:: DIRECTIVES ::
1) In the text on retail cross-channel service, how many brands were analyzed within France?
2) Pick up the text on retail cross-channel service after its final sentence and carry it forward.

:: TEXT PASSAGE ::
Brands are taking practical steps to enable customers to buy goods, as well as to take delivery of them, in ways that fit around busy lifestyles

Retail brands that excel in the Mobile & Cross-channel Performance Dimension are those that work to offer seamless service across channels. This means analysing how customers interact with the brand across different channels and focusing in particular on the following areas:

• Collection options

• Returns options

• Mobile apps

• Optimised mobile web performance

Our research focused on these areas and how brands are doing now. However, it’s also important to note that work in these areas helps to prepare businesses for what lies ahead in an era when customers will become impatient at any instances of friction between channels. Before looking in more detail at our findings, a note on our methodology. The results refer to retail brands in the IRBX Europe Largest 250 that have localised to specific regions. So, for example, the 41% that offer collection in France refers to the 56 brands we analysed within the territory.

:: ROWS ::
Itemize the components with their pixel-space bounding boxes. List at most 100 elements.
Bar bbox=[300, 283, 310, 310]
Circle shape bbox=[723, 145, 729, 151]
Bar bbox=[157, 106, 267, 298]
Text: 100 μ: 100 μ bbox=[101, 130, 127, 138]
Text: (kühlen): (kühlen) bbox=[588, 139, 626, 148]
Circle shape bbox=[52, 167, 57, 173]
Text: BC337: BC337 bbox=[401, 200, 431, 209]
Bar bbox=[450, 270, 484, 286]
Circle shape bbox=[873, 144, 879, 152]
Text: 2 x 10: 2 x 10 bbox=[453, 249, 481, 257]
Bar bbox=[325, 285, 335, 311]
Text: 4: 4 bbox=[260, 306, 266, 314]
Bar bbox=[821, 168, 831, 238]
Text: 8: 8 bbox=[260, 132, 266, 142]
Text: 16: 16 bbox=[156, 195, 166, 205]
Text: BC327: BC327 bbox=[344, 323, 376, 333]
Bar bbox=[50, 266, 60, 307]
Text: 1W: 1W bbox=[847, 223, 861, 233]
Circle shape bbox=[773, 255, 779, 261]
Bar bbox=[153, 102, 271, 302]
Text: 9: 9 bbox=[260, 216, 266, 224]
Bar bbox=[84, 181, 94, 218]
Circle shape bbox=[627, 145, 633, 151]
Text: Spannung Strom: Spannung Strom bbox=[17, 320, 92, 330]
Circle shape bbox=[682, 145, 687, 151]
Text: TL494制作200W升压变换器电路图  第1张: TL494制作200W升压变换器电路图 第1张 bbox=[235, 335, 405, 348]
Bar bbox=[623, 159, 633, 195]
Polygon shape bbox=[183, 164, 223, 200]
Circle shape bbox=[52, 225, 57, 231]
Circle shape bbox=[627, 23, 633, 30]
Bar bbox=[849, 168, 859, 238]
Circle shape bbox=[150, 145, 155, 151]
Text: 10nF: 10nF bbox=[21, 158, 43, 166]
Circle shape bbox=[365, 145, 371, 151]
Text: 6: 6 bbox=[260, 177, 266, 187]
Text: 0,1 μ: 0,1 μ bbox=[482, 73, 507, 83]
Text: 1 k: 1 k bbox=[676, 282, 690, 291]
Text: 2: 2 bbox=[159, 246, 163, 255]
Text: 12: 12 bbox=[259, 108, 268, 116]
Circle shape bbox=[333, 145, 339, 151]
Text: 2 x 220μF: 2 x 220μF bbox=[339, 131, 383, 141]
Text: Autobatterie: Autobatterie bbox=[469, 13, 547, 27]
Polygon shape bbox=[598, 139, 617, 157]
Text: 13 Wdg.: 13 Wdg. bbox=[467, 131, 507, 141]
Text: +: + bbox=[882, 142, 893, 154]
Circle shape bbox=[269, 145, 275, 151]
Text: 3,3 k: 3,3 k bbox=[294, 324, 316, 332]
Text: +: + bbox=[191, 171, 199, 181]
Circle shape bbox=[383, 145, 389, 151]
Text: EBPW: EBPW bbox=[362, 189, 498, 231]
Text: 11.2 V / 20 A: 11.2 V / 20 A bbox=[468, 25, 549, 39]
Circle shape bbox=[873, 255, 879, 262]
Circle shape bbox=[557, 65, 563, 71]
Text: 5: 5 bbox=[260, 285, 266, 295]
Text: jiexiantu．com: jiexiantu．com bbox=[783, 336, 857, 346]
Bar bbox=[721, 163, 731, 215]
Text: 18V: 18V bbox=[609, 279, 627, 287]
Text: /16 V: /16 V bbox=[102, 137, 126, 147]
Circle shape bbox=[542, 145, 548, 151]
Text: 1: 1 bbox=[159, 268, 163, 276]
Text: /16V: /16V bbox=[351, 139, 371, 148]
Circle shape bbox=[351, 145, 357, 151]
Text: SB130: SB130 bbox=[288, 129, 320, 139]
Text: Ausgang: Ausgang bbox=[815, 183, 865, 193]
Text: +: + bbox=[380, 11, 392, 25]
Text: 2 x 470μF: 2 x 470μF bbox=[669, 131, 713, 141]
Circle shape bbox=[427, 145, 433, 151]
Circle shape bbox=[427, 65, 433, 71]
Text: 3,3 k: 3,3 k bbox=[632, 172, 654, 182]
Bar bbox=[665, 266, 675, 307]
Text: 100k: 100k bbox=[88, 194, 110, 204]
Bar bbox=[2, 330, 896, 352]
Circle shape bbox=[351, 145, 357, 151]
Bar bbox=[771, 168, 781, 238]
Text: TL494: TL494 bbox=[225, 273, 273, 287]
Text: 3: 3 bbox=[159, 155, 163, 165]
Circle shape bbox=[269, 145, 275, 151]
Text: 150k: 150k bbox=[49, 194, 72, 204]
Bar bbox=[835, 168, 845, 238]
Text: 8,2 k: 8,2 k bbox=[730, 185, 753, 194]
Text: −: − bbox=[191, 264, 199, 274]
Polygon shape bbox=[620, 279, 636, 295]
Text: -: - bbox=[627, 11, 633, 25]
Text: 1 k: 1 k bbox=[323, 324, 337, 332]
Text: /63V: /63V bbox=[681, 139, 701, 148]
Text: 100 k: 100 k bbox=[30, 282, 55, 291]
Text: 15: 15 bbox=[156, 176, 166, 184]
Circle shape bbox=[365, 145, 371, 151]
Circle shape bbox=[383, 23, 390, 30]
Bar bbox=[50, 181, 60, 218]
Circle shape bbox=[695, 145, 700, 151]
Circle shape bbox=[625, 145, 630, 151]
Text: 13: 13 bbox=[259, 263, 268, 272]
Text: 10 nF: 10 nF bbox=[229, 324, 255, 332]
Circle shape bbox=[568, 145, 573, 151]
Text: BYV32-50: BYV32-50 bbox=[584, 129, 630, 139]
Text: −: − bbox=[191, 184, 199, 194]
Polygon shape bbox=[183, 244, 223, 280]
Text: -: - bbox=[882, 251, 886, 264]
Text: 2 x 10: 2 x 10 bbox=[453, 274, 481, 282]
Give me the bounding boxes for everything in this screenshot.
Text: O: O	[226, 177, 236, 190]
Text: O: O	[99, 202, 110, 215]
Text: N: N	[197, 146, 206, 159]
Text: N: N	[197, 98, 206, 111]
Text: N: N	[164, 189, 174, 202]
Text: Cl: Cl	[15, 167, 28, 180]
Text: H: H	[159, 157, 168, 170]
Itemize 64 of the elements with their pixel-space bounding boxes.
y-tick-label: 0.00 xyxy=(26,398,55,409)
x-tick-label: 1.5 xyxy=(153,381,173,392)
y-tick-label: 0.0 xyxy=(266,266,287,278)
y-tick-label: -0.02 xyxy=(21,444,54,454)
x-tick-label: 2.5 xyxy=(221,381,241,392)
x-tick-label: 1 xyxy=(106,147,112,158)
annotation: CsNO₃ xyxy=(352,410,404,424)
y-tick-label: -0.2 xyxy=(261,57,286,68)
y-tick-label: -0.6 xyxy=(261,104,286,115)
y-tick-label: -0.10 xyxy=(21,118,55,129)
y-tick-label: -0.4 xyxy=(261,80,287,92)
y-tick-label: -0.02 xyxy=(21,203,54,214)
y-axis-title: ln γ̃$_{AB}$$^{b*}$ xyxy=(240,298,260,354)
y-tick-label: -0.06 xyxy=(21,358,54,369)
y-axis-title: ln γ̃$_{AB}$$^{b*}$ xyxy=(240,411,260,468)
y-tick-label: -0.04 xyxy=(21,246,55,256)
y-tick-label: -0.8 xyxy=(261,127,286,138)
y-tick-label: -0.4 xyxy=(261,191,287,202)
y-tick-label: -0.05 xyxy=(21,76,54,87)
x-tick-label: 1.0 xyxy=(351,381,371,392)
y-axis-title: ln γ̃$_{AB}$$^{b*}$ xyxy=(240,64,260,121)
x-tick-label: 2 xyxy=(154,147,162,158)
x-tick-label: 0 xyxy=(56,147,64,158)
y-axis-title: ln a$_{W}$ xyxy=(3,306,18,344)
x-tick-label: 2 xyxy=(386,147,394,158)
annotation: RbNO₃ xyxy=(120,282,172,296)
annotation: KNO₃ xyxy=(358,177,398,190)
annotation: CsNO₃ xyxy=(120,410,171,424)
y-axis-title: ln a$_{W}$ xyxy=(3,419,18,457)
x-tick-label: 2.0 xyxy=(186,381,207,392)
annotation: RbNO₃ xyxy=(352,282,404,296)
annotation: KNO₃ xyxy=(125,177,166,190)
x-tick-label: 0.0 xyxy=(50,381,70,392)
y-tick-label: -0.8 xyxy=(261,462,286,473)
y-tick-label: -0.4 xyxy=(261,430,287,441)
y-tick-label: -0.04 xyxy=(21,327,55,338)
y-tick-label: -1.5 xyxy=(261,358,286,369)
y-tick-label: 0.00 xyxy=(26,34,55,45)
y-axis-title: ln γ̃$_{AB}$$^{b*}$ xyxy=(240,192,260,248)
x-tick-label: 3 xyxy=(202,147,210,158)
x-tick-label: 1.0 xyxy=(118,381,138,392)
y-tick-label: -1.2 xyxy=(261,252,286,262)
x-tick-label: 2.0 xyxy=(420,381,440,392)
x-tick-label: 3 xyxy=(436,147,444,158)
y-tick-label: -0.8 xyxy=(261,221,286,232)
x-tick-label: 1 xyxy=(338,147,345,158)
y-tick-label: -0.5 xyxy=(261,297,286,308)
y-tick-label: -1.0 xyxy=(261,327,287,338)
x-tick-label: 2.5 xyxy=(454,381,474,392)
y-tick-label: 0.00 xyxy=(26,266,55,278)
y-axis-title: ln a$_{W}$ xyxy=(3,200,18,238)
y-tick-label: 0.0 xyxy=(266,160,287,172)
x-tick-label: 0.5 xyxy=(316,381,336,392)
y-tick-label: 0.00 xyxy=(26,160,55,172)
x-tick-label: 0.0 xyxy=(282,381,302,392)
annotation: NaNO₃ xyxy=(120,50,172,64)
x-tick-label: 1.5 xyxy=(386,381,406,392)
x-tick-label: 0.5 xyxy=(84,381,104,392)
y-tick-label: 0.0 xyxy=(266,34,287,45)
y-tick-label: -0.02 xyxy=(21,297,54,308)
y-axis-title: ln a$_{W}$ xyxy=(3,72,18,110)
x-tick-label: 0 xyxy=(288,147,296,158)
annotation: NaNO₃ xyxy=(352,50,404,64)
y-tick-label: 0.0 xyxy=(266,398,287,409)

...

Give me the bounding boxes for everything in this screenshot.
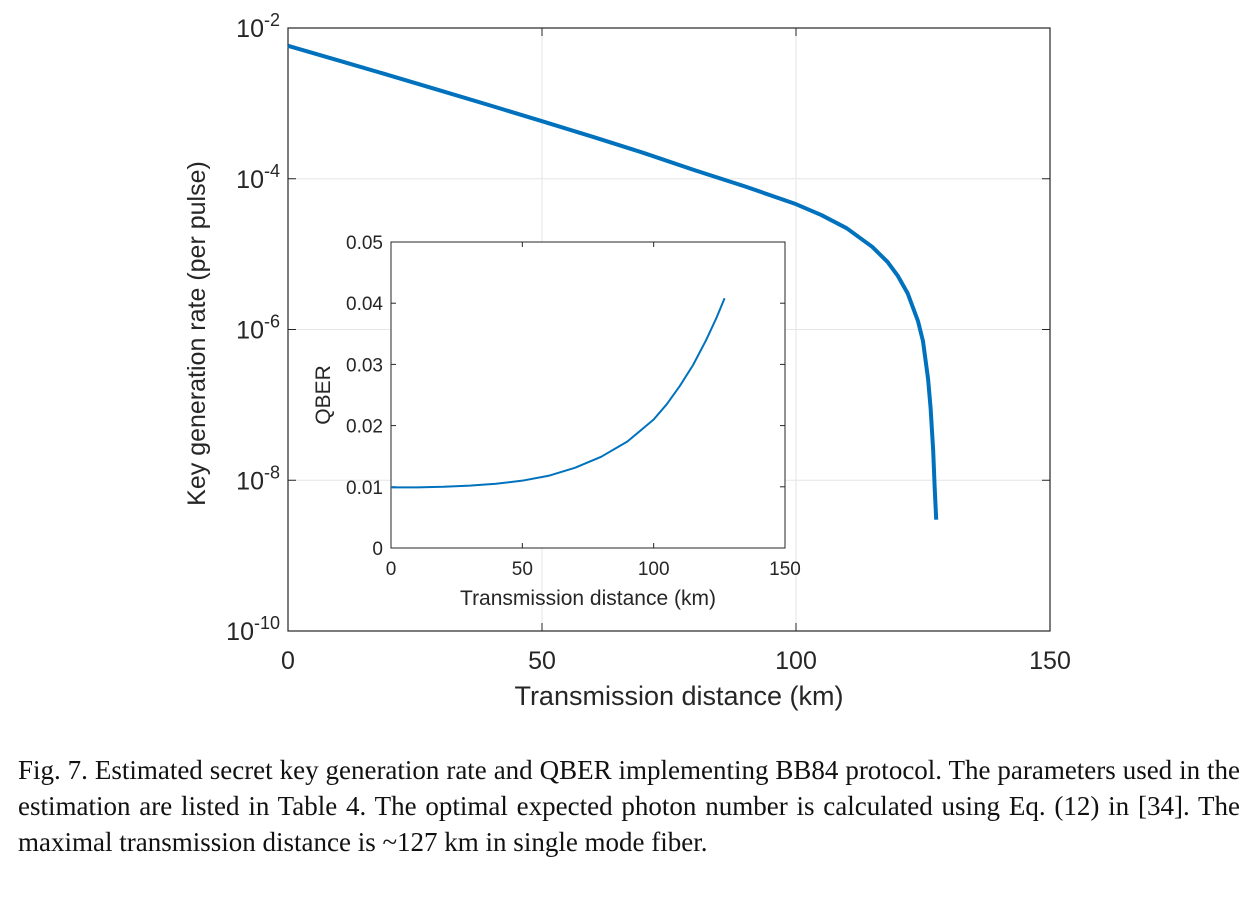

* * *

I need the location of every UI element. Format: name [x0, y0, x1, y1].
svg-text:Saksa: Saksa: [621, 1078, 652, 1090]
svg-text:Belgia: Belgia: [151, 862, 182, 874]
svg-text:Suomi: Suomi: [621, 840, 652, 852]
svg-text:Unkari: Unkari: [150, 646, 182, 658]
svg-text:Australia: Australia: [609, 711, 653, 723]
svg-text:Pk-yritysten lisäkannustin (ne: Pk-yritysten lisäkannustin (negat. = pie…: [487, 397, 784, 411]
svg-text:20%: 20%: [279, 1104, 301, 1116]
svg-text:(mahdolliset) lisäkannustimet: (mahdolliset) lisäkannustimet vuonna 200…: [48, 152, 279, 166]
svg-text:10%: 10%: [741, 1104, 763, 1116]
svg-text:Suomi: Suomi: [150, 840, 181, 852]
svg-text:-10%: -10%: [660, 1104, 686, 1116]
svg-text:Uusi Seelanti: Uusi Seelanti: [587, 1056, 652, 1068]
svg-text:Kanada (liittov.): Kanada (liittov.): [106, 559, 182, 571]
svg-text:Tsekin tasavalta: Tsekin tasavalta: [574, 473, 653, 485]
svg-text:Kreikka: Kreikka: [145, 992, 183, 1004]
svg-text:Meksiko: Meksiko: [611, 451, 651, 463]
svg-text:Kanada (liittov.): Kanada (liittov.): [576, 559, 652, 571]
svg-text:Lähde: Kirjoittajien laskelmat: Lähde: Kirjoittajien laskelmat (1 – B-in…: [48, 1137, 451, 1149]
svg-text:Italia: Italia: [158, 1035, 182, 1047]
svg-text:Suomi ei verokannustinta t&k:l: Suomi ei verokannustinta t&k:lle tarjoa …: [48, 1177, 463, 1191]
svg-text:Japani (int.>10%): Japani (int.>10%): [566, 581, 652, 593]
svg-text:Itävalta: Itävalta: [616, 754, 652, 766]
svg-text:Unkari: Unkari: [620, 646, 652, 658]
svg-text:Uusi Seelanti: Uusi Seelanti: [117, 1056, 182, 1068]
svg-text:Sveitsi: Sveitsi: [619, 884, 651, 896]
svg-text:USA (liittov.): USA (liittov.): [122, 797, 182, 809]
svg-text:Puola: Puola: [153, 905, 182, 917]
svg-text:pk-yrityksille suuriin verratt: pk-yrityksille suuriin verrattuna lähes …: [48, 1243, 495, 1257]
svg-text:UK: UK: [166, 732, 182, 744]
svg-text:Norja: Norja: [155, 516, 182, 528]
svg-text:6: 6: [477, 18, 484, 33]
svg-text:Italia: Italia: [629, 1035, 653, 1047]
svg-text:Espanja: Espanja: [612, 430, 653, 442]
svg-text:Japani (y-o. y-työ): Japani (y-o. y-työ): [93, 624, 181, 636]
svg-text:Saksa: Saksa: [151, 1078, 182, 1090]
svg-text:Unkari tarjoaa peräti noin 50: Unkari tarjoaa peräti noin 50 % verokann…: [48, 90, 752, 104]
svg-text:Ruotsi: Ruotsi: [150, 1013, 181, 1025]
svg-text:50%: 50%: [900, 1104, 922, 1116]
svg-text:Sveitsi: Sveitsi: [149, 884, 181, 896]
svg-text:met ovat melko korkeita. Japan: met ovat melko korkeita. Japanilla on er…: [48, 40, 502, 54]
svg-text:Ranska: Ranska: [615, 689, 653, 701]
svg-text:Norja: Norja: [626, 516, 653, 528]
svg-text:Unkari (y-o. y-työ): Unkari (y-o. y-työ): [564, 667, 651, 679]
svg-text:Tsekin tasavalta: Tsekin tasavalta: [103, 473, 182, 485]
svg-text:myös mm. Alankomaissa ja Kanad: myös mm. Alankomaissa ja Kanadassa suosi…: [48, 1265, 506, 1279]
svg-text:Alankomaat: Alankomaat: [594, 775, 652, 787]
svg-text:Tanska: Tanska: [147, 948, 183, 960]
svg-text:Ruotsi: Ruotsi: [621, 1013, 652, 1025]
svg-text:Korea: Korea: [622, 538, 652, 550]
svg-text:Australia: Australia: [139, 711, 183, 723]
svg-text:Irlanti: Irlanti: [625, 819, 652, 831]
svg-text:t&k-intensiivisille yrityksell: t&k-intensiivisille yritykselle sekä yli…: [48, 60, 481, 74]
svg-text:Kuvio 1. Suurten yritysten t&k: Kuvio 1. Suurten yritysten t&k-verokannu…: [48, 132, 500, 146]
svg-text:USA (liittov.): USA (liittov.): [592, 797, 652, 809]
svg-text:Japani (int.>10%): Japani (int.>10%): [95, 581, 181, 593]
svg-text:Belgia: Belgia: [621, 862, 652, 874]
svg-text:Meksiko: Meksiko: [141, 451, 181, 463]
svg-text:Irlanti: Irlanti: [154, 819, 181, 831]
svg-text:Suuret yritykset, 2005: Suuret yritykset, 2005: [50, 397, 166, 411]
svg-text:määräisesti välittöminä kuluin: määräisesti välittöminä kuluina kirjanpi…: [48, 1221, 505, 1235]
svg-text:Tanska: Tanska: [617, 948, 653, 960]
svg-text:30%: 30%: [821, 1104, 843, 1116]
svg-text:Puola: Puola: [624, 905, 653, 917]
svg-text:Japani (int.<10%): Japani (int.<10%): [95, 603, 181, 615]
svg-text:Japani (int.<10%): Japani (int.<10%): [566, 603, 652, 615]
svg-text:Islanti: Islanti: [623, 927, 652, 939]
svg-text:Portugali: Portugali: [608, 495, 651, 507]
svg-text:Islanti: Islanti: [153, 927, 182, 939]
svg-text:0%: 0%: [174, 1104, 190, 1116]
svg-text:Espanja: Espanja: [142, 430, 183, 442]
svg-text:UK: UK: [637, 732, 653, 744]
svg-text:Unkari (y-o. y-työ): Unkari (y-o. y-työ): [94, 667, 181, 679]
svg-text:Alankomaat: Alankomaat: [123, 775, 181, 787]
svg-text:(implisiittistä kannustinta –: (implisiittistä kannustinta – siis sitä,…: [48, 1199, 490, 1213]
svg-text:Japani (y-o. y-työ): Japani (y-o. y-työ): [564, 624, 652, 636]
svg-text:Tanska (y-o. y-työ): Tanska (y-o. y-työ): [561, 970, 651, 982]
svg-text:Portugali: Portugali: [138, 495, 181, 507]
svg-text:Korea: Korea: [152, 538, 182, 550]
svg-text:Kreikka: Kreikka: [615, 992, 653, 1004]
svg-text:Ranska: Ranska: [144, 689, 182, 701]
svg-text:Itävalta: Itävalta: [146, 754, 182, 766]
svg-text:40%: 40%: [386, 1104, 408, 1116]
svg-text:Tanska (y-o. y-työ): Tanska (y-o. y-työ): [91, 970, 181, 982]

:: TASK-BY-TASK RESULTS ::
1) 56 brands.

2)
Collections

Overall, it’s becoming the norm for retailers in the EEA to enable collection, with 52% of the brands we analysed offering this service. Brands in the UK (55%), Netherlands (52%) and Spain (50%) lead the way here. However, it’s worth noting that the sheer number of retailers that operate in the UK somewhat skews the figures. To put this in context, the equivalent figure in Sweden is 32%, while in Portugal it’s 26% and in Switzerland 24%. When it comes to same-day collection, this more sophisticated offering is far less commonplace. Across the EEA, it’s offered by a weighted average of 10% of the Largest 250, although brands in some territories do better than the average: Germany (17%), France (13%), the UK (11%) and Spain (11%). Surprisingly, even next-day collection is still only widely available in western Europe, offered by 32% of brands localised to Spain, 30% to the UK and 26% to France, against an EEA average of 29%.

There’s also room for improvement in reserve-and-collect services, offered by a weighted average of 8% of the Largest 250 within the EEA. Brands in Germany (22%), France (17%), Belgium (13%) and Spain (11%) do better here, with those in Germany and the Netherlands offering the quickest standard times until an item is ready to collect – three days against a weighted average for the EEA of four days – the same figure as for Belgium and the UK.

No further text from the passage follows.